» **MATERIAL FOR THIS EXERCISE**:
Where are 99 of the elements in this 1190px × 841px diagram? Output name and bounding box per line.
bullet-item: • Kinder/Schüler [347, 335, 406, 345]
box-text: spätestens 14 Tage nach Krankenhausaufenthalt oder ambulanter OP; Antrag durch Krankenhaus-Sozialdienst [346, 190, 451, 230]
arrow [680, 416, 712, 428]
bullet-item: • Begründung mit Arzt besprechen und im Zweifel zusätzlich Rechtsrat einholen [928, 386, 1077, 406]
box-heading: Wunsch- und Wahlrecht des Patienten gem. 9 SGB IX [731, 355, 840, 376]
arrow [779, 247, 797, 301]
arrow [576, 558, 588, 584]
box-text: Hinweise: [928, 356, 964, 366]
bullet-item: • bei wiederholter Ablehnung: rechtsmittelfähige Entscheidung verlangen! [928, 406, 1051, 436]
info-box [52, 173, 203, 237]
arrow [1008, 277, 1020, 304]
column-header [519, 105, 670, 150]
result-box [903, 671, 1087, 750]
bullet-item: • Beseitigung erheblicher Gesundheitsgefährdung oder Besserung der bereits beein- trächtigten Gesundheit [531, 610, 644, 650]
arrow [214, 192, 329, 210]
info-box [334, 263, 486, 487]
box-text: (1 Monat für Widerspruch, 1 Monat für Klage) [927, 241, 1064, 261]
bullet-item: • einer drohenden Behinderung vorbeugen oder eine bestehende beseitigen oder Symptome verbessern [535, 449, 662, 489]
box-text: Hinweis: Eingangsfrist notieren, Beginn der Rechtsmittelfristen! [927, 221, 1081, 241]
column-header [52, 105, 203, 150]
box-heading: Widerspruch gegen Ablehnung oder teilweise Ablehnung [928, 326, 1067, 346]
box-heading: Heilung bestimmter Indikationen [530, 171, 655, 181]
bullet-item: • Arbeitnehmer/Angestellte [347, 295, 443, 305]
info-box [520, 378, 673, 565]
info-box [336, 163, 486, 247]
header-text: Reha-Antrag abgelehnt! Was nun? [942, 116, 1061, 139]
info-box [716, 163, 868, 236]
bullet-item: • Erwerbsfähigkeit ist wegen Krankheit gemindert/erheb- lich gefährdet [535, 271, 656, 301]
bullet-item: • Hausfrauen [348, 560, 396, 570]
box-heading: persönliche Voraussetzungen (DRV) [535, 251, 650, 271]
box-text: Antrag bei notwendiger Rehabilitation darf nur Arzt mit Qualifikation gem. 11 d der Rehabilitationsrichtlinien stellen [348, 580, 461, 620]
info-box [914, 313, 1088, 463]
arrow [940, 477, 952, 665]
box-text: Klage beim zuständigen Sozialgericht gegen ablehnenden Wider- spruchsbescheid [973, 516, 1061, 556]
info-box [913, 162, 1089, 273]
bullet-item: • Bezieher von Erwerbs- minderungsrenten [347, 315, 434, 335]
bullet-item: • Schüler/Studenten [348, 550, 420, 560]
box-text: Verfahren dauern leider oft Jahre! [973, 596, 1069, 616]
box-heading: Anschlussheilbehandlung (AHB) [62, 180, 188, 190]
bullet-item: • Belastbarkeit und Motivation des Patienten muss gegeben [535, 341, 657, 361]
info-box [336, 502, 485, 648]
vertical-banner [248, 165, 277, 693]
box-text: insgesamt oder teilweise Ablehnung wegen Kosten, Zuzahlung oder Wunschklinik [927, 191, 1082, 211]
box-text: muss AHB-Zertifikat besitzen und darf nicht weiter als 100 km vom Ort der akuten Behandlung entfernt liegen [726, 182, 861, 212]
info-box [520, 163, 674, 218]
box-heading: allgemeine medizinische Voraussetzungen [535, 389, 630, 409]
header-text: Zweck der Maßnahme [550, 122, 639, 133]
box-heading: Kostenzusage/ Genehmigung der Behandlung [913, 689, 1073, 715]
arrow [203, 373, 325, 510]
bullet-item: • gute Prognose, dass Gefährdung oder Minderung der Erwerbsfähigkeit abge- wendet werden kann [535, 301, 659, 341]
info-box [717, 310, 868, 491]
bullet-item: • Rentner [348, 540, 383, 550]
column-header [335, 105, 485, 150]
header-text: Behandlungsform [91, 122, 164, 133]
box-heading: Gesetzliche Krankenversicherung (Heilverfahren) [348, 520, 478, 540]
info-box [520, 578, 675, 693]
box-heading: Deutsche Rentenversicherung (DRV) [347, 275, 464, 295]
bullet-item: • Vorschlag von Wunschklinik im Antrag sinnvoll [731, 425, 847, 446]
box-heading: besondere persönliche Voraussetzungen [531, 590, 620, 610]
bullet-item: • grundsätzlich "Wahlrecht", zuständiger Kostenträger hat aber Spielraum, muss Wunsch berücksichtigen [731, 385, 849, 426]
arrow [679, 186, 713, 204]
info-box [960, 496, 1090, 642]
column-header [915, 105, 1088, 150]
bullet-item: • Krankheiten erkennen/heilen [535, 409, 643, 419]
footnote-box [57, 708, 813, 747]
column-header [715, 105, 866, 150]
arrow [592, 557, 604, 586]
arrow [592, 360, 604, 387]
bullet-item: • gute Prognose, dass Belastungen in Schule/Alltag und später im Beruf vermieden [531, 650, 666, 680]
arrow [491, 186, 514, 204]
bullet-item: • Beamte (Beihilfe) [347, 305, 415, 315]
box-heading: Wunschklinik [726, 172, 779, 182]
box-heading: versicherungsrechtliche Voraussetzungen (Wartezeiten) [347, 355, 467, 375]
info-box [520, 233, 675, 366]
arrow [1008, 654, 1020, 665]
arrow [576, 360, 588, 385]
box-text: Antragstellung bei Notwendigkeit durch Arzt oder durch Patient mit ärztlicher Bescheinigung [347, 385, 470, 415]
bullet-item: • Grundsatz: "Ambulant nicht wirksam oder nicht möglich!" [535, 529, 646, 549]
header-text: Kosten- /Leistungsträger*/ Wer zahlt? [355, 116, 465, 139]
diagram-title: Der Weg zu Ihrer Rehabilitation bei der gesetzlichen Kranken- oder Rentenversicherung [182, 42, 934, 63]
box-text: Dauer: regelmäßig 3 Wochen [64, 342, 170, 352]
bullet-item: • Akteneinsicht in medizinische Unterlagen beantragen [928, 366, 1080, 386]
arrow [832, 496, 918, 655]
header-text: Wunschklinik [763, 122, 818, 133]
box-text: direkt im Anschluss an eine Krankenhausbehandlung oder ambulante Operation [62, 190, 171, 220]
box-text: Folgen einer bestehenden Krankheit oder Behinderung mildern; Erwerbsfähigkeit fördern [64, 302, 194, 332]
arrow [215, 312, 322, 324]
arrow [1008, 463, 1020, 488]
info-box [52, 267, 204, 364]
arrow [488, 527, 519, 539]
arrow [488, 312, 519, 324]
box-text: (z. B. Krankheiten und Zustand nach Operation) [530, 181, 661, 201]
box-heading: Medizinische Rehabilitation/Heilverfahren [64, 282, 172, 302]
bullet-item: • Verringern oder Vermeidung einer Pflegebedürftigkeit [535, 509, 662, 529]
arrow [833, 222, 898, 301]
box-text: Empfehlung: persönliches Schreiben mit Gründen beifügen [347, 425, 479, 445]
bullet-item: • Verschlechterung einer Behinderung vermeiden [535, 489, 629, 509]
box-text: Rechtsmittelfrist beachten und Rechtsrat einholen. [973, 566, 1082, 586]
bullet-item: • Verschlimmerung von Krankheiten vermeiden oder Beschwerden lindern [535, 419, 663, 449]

» **EXERCISE**: Lay out the rows above as a Markdown table with the columns Number and Line, giving each row's number and its line in full and leaving out blank lines.

» **EXERCISE SOLUTION**:
| Number | Line |
|---|---|
| 1 | Where are 99 of the elements in this 1190px × 841px diagram? Output name and bounding box per line. |
| 2 | bullet-item: • Kinder/Schüler [347, 335, 406, 345] |
| 3 | box-text: spätestens 14 Tage nach Krankenhausaufenthalt oder ambulanter OP; Antrag durch Krankenhaus-Sozialdienst [346, 190, 451, 230] |
| 4 | arrow [680, 416, 712, 428] |
| 5 | bullet-item: • Begründung mit Arzt besprechen und im Zweifel zusätzlich Rechtsrat einholen [928, 386, 1077, 406] |
| 6 | box-heading: Wunsch- und Wahlrecht des Patienten gem. 9 SGB IX [731, 355, 840, 376] |
| 7 | arrow [779, 247, 797, 301] |
| 8 | arrow [576, 558, 588, 584] |
| 9 | box-text: Hinweise: [928, 356, 964, 366] |
| 10 | bullet-item: • bei wiederholter Ablehnung: rechtsmittelfähige Entscheidung verlangen! [928, 406, 1051, 436] |
| 11 | info-box [52, 173, 203, 237] |
| 12 | arrow [1008, 277, 1020, 304] |
| 13 | column-header [519, 105, 670, 150] |
| 14 | result-box [903, 671, 1087, 750] |
| 15 | bullet-item: • Beseitigung erheblicher Gesundheitsgefährdung oder Besserung der bereits beein- trächtigten Gesundheit [531, 610, 644, 650] |
| 16 | arrow [214, 192, 329, 210] |
| 17 | info-box [334, 263, 486, 487] |
| 18 | box-text: (1 Monat für Widerspruch, 1 Monat für Klage) [927, 241, 1064, 261] |
| 19 | bullet-item: • einer drohenden Behinderung vorbeugen oder eine bestehende beseitigen oder Symptome verbessern [535, 449, 662, 489] |
| 20 | box-text: Hinweis: Eingangsfrist notieren, Beginn der Rechtsmittelfristen! [927, 221, 1081, 241] |
| 21 | column-header [52, 105, 203, 150] |
| 22 | box-heading: Widerspruch gegen Ablehnung oder teilweise Ablehnung [928, 326, 1067, 346] |
| 23 | box-heading: Heilung bestimmter Indikationen [530, 171, 655, 181] |
| 24 | bullet-item: • Arbeitnehmer/Angestellte [347, 295, 443, 305] |
| 25 | info-box [520, 378, 673, 565] |
| 26 | info-box [336, 163, 486, 247] |
| 27 | header-text: Reha-Antrag abgelehnt! Was nun? [942, 116, 1061, 139] |
| 28 | info-box [716, 163, 868, 236] |
| 29 | bullet-item: • Erwerbsfähigkeit ist wegen Krankheit gemindert/erheb- lich gefährdet [535, 271, 656, 301] |
| 30 | bullet-item: • Hausfrauen [348, 560, 396, 570] |
| 31 | box-heading: persönliche Voraussetzungen (DRV) [535, 251, 650, 271] |
| 32 | box-text: Antrag bei notwendiger Rehabilitation darf nur Arzt mit Qualifikation gem. 11 d der Rehabilitationsrichtlinien stellen [348, 580, 461, 620] |
| 33 | info-box [914, 313, 1088, 463] |
| 34 | arrow [940, 477, 952, 665] |
| 35 | box-text: Klage beim zuständigen Sozialgericht gegen ablehnenden Wider- spruchsbescheid [973, 516, 1061, 556] |
| 36 | info-box [913, 162, 1089, 273] |
| 37 | bullet-item: • Bezieher von Erwerbs- minderungsrenten [347, 315, 434, 335] |
| 38 | bullet-item: • Schüler/Studenten [348, 550, 420, 560] |
| 39 | box-text: Verfahren dauern leider oft Jahre! [973, 596, 1069, 616] |
| 40 | box-heading: Anschlussheilbehandlung (AHB) [62, 180, 188, 190] |
| 41 | bullet-item: • Belastbarkeit und Motivation des Patienten muss gegeben [535, 341, 657, 361] |
| 42 | info-box [336, 502, 485, 648] |
| 43 | vertical-banner [248, 165, 277, 693] |
| 44 | box-text: insgesamt oder teilweise Ablehnung wegen Kosten, Zuzahlung oder Wunschklinik [927, 191, 1082, 211] |
| 45 | box-text: muss AHB-Zertifikat besitzen und darf nicht weiter als 100 km vom Ort der akuten Behandlung entfernt liegen [726, 182, 861, 212] |
| 46 | info-box [520, 163, 674, 218] |
| 47 | box-heading: allgemeine medizinische Voraussetzungen [535, 389, 630, 409] |
| 48 | header-text: Zweck der Maßnahme [550, 122, 639, 133] |
| 49 | box-heading: Kostenzusage/ Genehmigung der Behandlung [913, 689, 1073, 715] |
| 50 | arrow [203, 373, 325, 510] |
| 51 | bullet-item: • gute Prognose, dass Gefährdung oder Minderung der Erwerbsfähigkeit abge- wendet werden kann [535, 301, 659, 341] |
| 52 | info-box [717, 310, 868, 491] |
| 53 | bullet-item: • Rentner [348, 540, 383, 550] |
| 54 | column-header [335, 105, 485, 150] |
| 55 | header-text: Behandlungsform [91, 122, 164, 133] |
| 56 | box-heading: Gesetzliche Krankenversicherung (Heilverfahren) [348, 520, 478, 540] |
| 57 | info-box [520, 578, 675, 693] |
| 58 | box-heading: Deutsche Rentenversicherung (DRV) [347, 275, 464, 295] |
| 59 | bullet-item: • Vorschlag von Wunschklinik im Antrag sinnvoll [731, 425, 847, 446] |
| 60 | box-heading: besondere persönliche Voraussetzungen [531, 590, 620, 610] |
| 61 | bullet-item: • grundsätzlich "Wahlrecht", zuständiger Kostenträger hat aber Spielraum, muss Wunsch berücksichtigen [731, 385, 849, 426] |
| 62 | arrow [679, 186, 713, 204] |
| 63 | info-box [960, 496, 1090, 642] |
| 64 | column-header [915, 105, 1088, 150] |
| 65 | bullet-item: • Krankheiten erkennen/heilen [535, 409, 643, 419] |
| 66 | footnote-box [57, 708, 813, 747] |
| 67 | column-header [715, 105, 866, 150] |
| 68 | arrow [592, 557, 604, 586] |
| 69 | arrow [592, 360, 604, 387] |
| 70 | bullet-item: • gute Prognose, dass Belastungen in Schule/Alltag und später im Beruf vermieden [531, 650, 666, 680] |
| 71 | arrow [491, 186, 514, 204] |
| 72 | bullet-item: • Beamte (Beihilfe) [347, 305, 415, 315] |
| 73 | box-heading: Wunschklinik [726, 172, 779, 182] |
| 74 | box-heading: versicherungsrechtliche Voraussetzungen (Wartezeiten) [347, 355, 467, 375] |
| 75 | info-box [520, 233, 675, 366] |
| 76 | arrow [1008, 654, 1020, 665] |
| 77 | arrow [576, 360, 588, 385] |
| 78 | box-text: Antragstellung bei Notwendigkeit durch Arzt oder durch Patient mit ärztlicher Bescheinigung [347, 385, 470, 415] |
| 79 | bullet-item: • Grundsatz: "Ambulant nicht wirksam oder nicht möglich!" [535, 529, 646, 549] |
| 80 | header-text: Kosten- /Leistungsträger*/ Wer zahlt? [355, 116, 465, 139] |
| 81 | diagram-title: Der Weg zu Ihrer Rehabilitation bei der gesetzlichen Kranken- oder Rentenversicherung [182, 42, 934, 63] |
| 82 | box-text: Dauer: regelmäßig 3 Wochen [64, 342, 170, 352] |
| 83 | bullet-item: • Akteneinsicht in medizinische Unterlagen beantragen [928, 366, 1080, 386] |
| 84 | arrow [832, 496, 918, 655] |
| 85 | header-text: Wunschklinik [763, 122, 818, 133] |
| 86 | box-text: direkt im Anschluss an eine Krankenhausbehandlung oder ambulante Operation [62, 190, 171, 220] |
| 87 | box-text: Folgen einer bestehenden Krankheit oder Behinderung mildern; Erwerbsfähigkeit fördern [64, 302, 194, 332] |
| 88 | arrow [215, 312, 322, 324] |
| 89 | arrow [1008, 463, 1020, 488] |
| 90 | info-box [52, 267, 204, 364] |
| 91 | arrow [488, 527, 519, 539] |
| 92 | arrow [488, 312, 519, 324] |
| 93 | box-text: (z. B. Krankheiten und Zustand nach Operation) [530, 181, 661, 201] |
| 94 | box-heading: Medizinische Rehabilitation/Heilverfahren [64, 282, 172, 302] |
| 95 | bullet-item: • Verringern oder Vermeidung einer Pflegebedürftigkeit [535, 509, 662, 529] |
| 96 | arrow [833, 222, 898, 301] |
| 97 | box-text: Empfehlung: persönliches Schreiben mit Gründen beifügen [347, 425, 479, 445] |
| 98 | bullet-item: • Verschlechterung einer Behinderung vermeiden [535, 489, 629, 509] |
| 99 | box-text: Rechtsmittelfrist beachten und Rechtsrat einholen. [973, 566, 1082, 586] |
| 100 | bullet-item: • Verschlimmerung von Krankheiten vermeiden oder Beschwerden lindern [535, 419, 663, 449] |